#### [MATERIAL FOR THIS TASK]
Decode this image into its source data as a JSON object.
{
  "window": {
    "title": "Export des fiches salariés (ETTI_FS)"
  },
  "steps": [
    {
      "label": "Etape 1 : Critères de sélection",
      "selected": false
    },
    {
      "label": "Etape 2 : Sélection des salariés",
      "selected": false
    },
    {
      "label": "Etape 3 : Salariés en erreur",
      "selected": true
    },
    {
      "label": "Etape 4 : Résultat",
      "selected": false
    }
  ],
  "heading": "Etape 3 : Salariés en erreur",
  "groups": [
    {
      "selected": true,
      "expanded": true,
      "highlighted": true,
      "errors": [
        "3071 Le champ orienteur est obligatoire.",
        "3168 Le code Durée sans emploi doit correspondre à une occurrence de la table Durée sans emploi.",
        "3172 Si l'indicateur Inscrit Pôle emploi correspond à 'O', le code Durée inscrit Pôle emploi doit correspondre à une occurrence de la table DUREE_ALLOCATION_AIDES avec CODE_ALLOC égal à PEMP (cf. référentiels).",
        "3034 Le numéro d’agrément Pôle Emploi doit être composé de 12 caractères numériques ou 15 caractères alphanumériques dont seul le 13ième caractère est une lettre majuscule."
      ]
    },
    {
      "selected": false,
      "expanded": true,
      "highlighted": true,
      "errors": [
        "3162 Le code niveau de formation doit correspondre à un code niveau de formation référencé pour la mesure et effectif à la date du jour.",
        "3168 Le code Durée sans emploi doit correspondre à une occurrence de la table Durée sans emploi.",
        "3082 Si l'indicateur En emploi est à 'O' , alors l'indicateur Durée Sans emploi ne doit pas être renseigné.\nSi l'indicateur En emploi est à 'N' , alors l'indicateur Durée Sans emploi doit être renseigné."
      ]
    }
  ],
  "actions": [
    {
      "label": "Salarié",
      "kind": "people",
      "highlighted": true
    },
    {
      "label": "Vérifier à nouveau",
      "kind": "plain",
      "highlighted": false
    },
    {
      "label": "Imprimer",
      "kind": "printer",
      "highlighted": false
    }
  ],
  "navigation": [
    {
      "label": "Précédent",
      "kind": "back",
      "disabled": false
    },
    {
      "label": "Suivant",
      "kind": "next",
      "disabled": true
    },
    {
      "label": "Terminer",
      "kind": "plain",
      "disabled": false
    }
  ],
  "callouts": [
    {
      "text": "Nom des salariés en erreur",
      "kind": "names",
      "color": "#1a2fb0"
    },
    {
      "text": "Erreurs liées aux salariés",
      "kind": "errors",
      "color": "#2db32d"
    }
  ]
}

#### [TASK DESCRIPTION]
Transcribe the records above exactly as they appear.

#### [THE COMPLETED TASK]
Decode this image into its source data as a JSON object.
{
  "window": {
    "title": "Export des fiches salariés (ETTI_FS)"
  },
  "steps": [
    {
      "label": "Etape 1 : Critères de sélection",
      "selected": false
    },
    {
      "label": "Etape 2 : Sélection des salariés",
      "selected": false
    },
    {
      "label": "Etape 3 : Salariés en erreur",
      "selected": true
    },
    {
      "label": "Etape 4 : Résultat",
      "selected": false
    }
  ],
  "heading": "Etape 3 : Salariés en erreur",
  "groups": [
    {
      "selected": true,
      "expanded": true,
      "highlighted": true,
      "errors": [
        "3071 Le champ orienteur est obligatoire.",
        "3168 Le code Durée sans emploi doit correspondre à une occurrence de la table Durée sans emploi.",
        "3172 Si l'indicateur Inscrit Pôle emploi correspond à 'O', le code Durée inscrit Pôle emploi doit correspondre à une occurrence de la table DUREE_ALLOCATION_AIDES avec CODE_ALLOC égal à PEMP (cf. référentiels).",
        "3034 Le numéro d’agrément Pôle Emploi doit être composé de 12 caractères numériques ou 15 caractères alphanumériques dont seul le 13ième caractère est une lettre majuscule."
      ]
    },
    {
      "selected": false,
      "expanded": true,
      "highlighted": true,
      "errors": [
        "3162 Le code niveau de formation doit correspondre à un code niveau de formation référencé pour la mesure et effectif à la date du jour.",
        "3168 Le code Durée sans emploi doit correspondre à une occurrence de la table Durée sans emploi.",
        "3082 Si l'indicateur En emploi est à 'O' , alors l'indicateur Durée Sans emploi ne doit pas être renseigné.\nSi l'indicateur En emploi est à 'N' , alors l'indicateur Durée Sans emploi doit être renseigné."
      ]
    }
  ],
  "actions": [
    {
      "label": "Salarié",
      "kind": "people",
      "highlighted": true
    },
    {
      "label": "Vérifier à nouveau",
      "kind": "plain",
      "highlighted": false
    },
    {
      "label": "Imprimer",
      "kind": "printer",
      "highlighted": false
    }
  ],
  "navigation": [
    {
      "label": "Précédent",
      "kind": "back",
      "disabled": false
    },
    {
      "label": "Suivant",
      "kind": "next",
      "disabled": true
    },
    {
      "label": "Terminer",
      "kind": "plain",
      "disabled": false
    }
  ],
  "callouts": [
    {
      "text": "Nom des salariés en erreur",
      "kind": "names",
      "color": "#1a2fb0"
    },
    {
      "text": "Erreurs liées aux salariés",
      "kind": "errors",
      "color": "#2db32d"
    }
  ]
}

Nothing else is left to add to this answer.